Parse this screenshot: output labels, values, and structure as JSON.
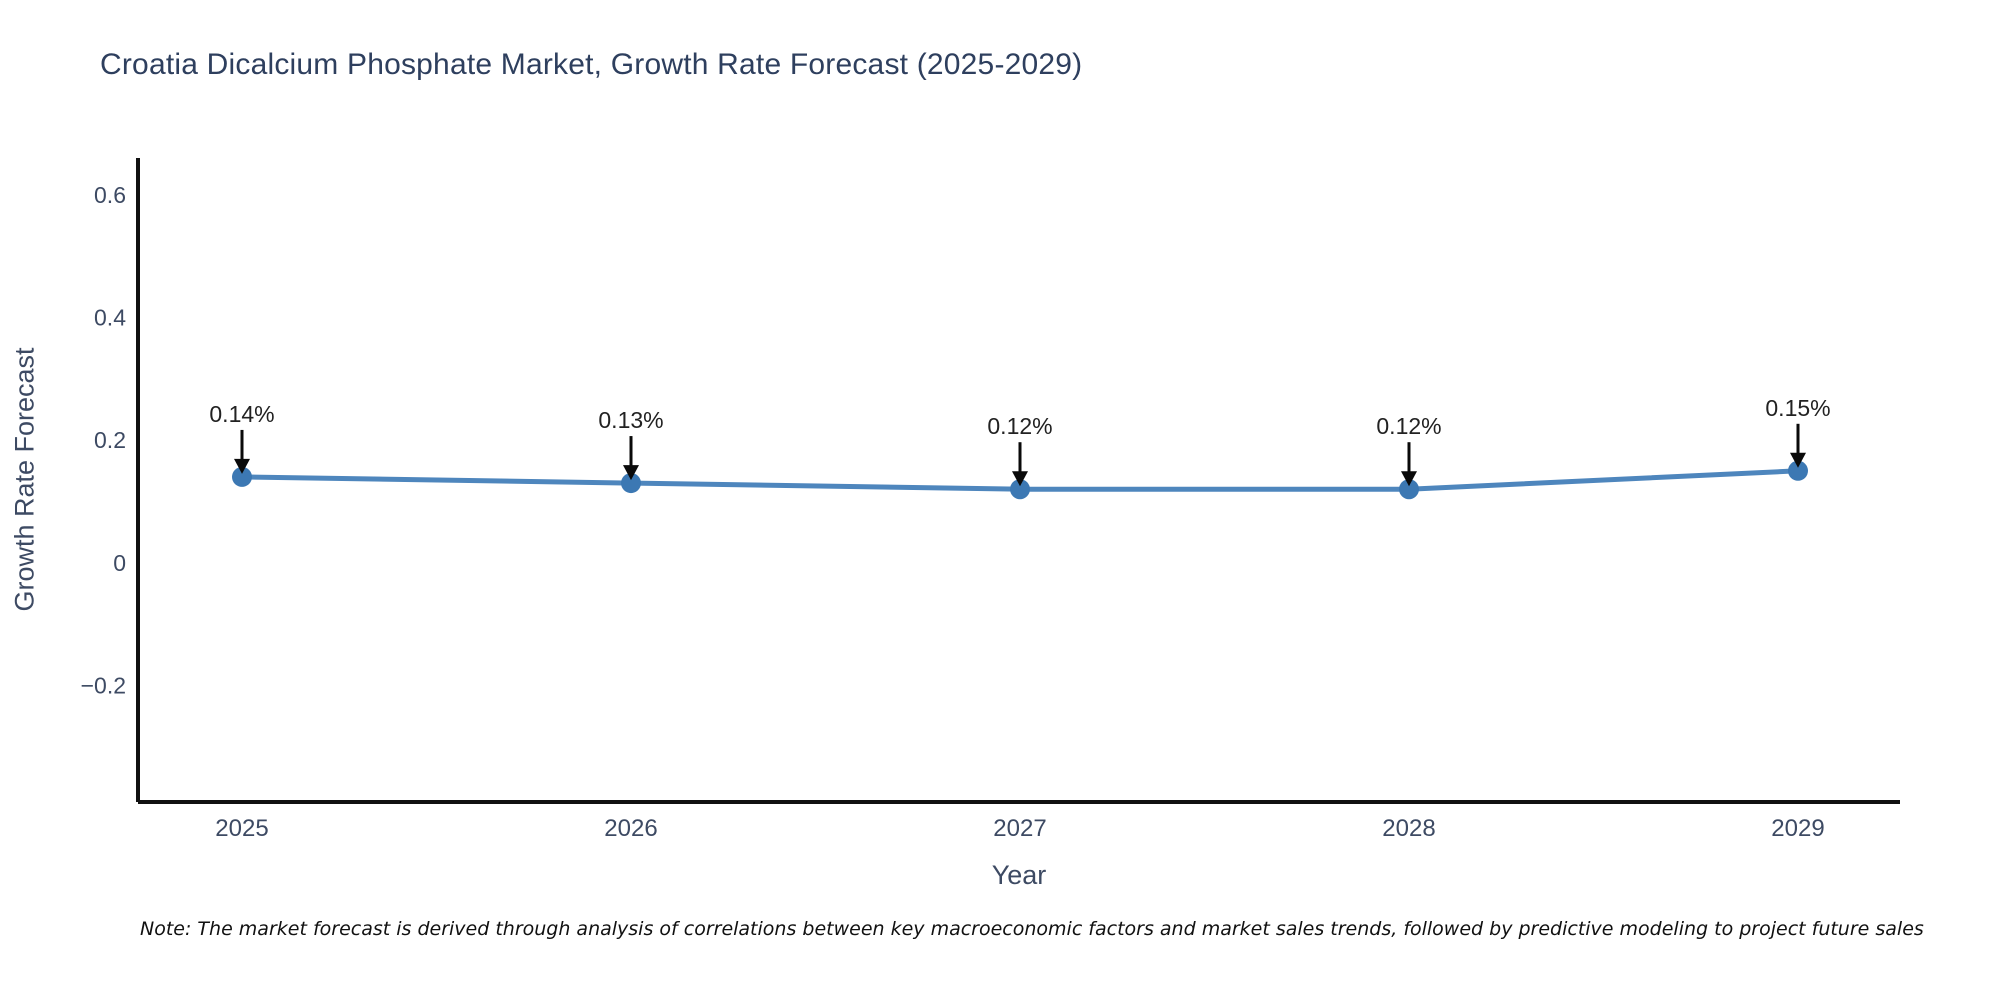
{
  "title": "Croatia Dicalcium Phosphate Market, Growth Rate Forecast (2025-2029)",
  "note": "Note: The market forecast is derived through analysis of correlations between key macroeconomic factors and market sales trends, followed by predictive modeling to project future sales",
  "chart_data": {
    "type": "line",
    "x": [
      2025,
      2026,
      2027,
      2028,
      2029
    ],
    "values": [
      0.14,
      0.13,
      0.12,
      0.12,
      0.15
    ],
    "point_labels": [
      "0.14%",
      "0.13%",
      "0.12%",
      "0.12%",
      "0.15%"
    ],
    "title": "Croatia Dicalcium Phosphate Market, Growth Rate Forecast (2025-2029)",
    "xlabel": "Year",
    "ylabel": "Growth Rate Forecast",
    "xtick_labels": [
      "2025",
      "2026",
      "2027",
      "2028",
      "2029"
    ],
    "yticks": [
      0.6,
      0.4,
      0.2,
      0,
      -0.2
    ],
    "ytick_labels": [
      "0.6",
      "0.4",
      "0.2",
      "0",
      "−0.2"
    ],
    "ylim": [
      -0.39,
      0.66
    ],
    "grid": false,
    "legend": "none",
    "line_color": "#4e86bd",
    "marker_color": "#3c78b3",
    "axis_color": "#111111",
    "annotation_color": "#222222",
    "tick_color": "#3d4a63"
  }
}
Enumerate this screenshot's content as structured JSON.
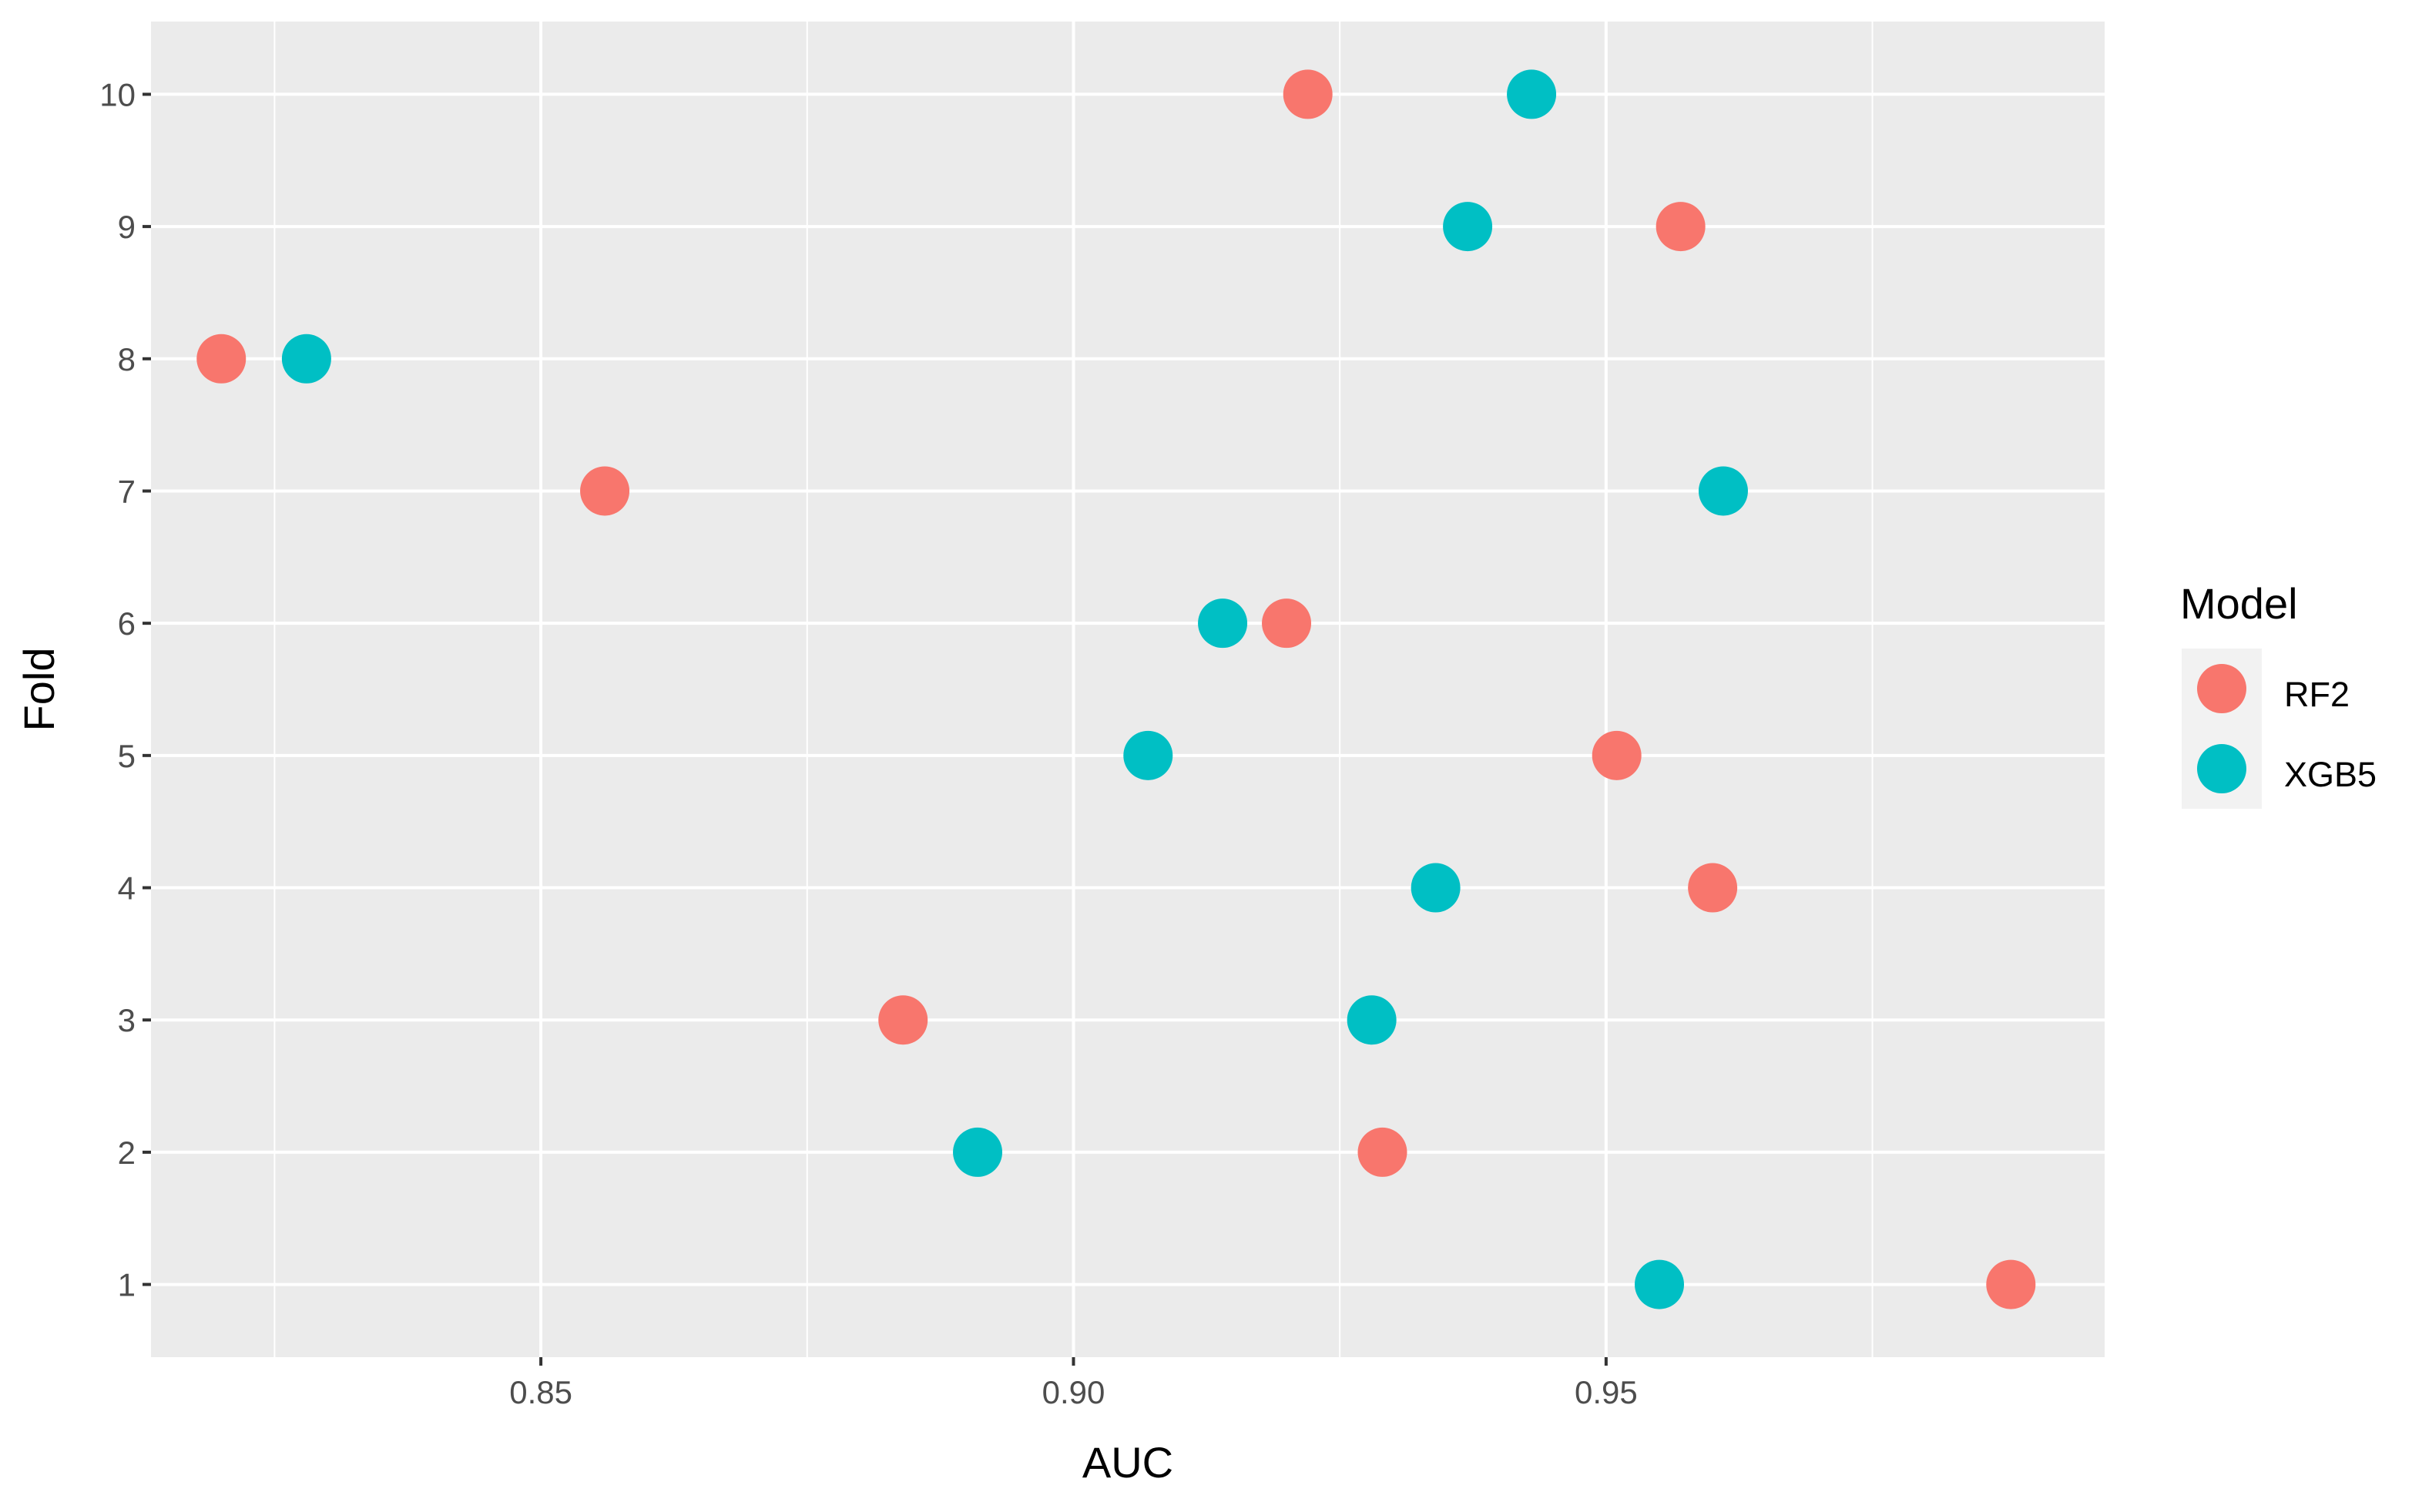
{
  "chart_data": {
    "type": "scatter",
    "title": "",
    "xlabel": "AUC",
    "ylabel": "Fold",
    "xlim": [
      0.8134,
      0.9968
    ],
    "ylim": [
      0.45,
      10.55
    ],
    "xticks": [
      0.85,
      0.9,
      0.95
    ],
    "xtick_labels": [
      "0.85",
      "0.90",
      "0.95"
    ],
    "yticks": [
      1,
      2,
      3,
      4,
      5,
      6,
      7,
      8,
      9,
      10
    ],
    "ytick_labels": [
      "1",
      "2",
      "3",
      "4",
      "5",
      "6",
      "7",
      "8",
      "9",
      "10"
    ],
    "grid": true,
    "background": "#ebebeb",
    "legend": {
      "title": "Model",
      "position": "right"
    },
    "series": [
      {
        "name": "RF2",
        "color": "#f8766d",
        "points": [
          {
            "x": 0.988,
            "y": 1
          },
          {
            "x": 0.929,
            "y": 2
          },
          {
            "x": 0.884,
            "y": 3
          },
          {
            "x": 0.96,
            "y": 4
          },
          {
            "x": 0.951,
            "y": 5
          },
          {
            "x": 0.92,
            "y": 6
          },
          {
            "x": 0.856,
            "y": 7
          },
          {
            "x": 0.82,
            "y": 8
          },
          {
            "x": 0.957,
            "y": 9
          },
          {
            "x": 0.922,
            "y": 10
          }
        ]
      },
      {
        "name": "XGB5",
        "color": "#00bfc4",
        "points": [
          {
            "x": 0.955,
            "y": 1
          },
          {
            "x": 0.891,
            "y": 2
          },
          {
            "x": 0.928,
            "y": 3
          },
          {
            "x": 0.934,
            "y": 4
          },
          {
            "x": 0.907,
            "y": 5
          },
          {
            "x": 0.914,
            "y": 6
          },
          {
            "x": 0.961,
            "y": 7
          },
          {
            "x": 0.828,
            "y": 8
          },
          {
            "x": 0.937,
            "y": 9
          },
          {
            "x": 0.943,
            "y": 10
          }
        ]
      }
    ]
  }
}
☆ ☆ ☆ ☆ ☆
# Given problem:
Without the pictures, output the full listing exactly as it stands.

# Reply:
Parse this screenshot: output labels, values, and structure as JSON.
{
  "title": "Croatia Dicalcium Phosphate Market, Growth Rate Forecast (2025-2029)",
  "note": "Note: The market forecast is derived through analysis of correlations between key macroeconomic factors and market sales trends, followed by predictive modeling to project future sales",
  "chart_data": {
    "type": "line",
    "x": [
      2025,
      2026,
      2027,
      2028,
      2029
    ],
    "values": [
      0.14,
      0.13,
      0.12,
      0.12,
      0.15
    ],
    "point_labels": [
      "0.14%",
      "0.13%",
      "0.12%",
      "0.12%",
      "0.15%"
    ],
    "title": "Croatia Dicalcium Phosphate Market, Growth Rate Forecast (2025-2029)",
    "xlabel": "Year",
    "ylabel": "Growth Rate Forecast",
    "xtick_labels": [
      "2025",
      "2026",
      "2027",
      "2028",
      "2029"
    ],
    "yticks": [
      0.6,
      0.4,
      0.2,
      0,
      -0.2
    ],
    "ytick_labels": [
      "0.6",
      "0.4",
      "0.2",
      "0",
      "−0.2"
    ],
    "ylim": [
      -0.39,
      0.66
    ],
    "grid": false,
    "legend": "none",
    "line_color": "#4e86bd",
    "marker_color": "#3c78b3",
    "axis_color": "#111111",
    "annotation_color": "#222222",
    "tick_color": "#3d4a63"
  }
}
Enumerate this screenshot's content as structured JSON.
{
  "chart_data": {
    "type": "scatter",
    "title": "",
    "xlabel": "AUC",
    "ylabel": "Fold",
    "xlim": [
      0.8134,
      0.9968
    ],
    "ylim": [
      0.45,
      10.55
    ],
    "xticks": [
      0.85,
      0.9,
      0.95
    ],
    "xtick_labels": [
      "0.85",
      "0.90",
      "0.95"
    ],
    "yticks": [
      1,
      2,
      3,
      4,
      5,
      6,
      7,
      8,
      9,
      10
    ],
    "ytick_labels": [
      "1",
      "2",
      "3",
      "4",
      "5",
      "6",
      "7",
      "8",
      "9",
      "10"
    ],
    "grid": true,
    "background": "#ebebeb",
    "legend": {
      "title": "Model",
      "position": "right"
    },
    "series": [
      {
        "name": "RF2",
        "color": "#f8766d",
        "points": [
          {
            "x": 0.988,
            "y": 1
          },
          {
            "x": 0.929,
            "y": 2
          },
          {
            "x": 0.884,
            "y": 3
          },
          {
            "x": 0.96,
            "y": 4
          },
          {
            "x": 0.951,
            "y": 5
          },
          {
            "x": 0.92,
            "y": 6
          },
          {
            "x": 0.856,
            "y": 7
          },
          {
            "x": 0.82,
            "y": 8
          },
          {
            "x": 0.957,
            "y": 9
          },
          {
            "x": 0.922,
            "y": 10
          }
        ]
      },
      {
        "name": "XGB5",
        "color": "#00bfc4",
        "points": [
          {
            "x": 0.955,
            "y": 1
          },
          {
            "x": 0.891,
            "y": 2
          },
          {
            "x": 0.928,
            "y": 3
          },
          {
            "x": 0.934,
            "y": 4
          },
          {
            "x": 0.907,
            "y": 5
          },
          {
            "x": 0.914,
            "y": 6
          },
          {
            "x": 0.961,
            "y": 7
          },
          {
            "x": 0.828,
            "y": 8
          },
          {
            "x": 0.937,
            "y": 9
          },
          {
            "x": 0.943,
            "y": 10
          }
        ]
      }
    ]
  }
}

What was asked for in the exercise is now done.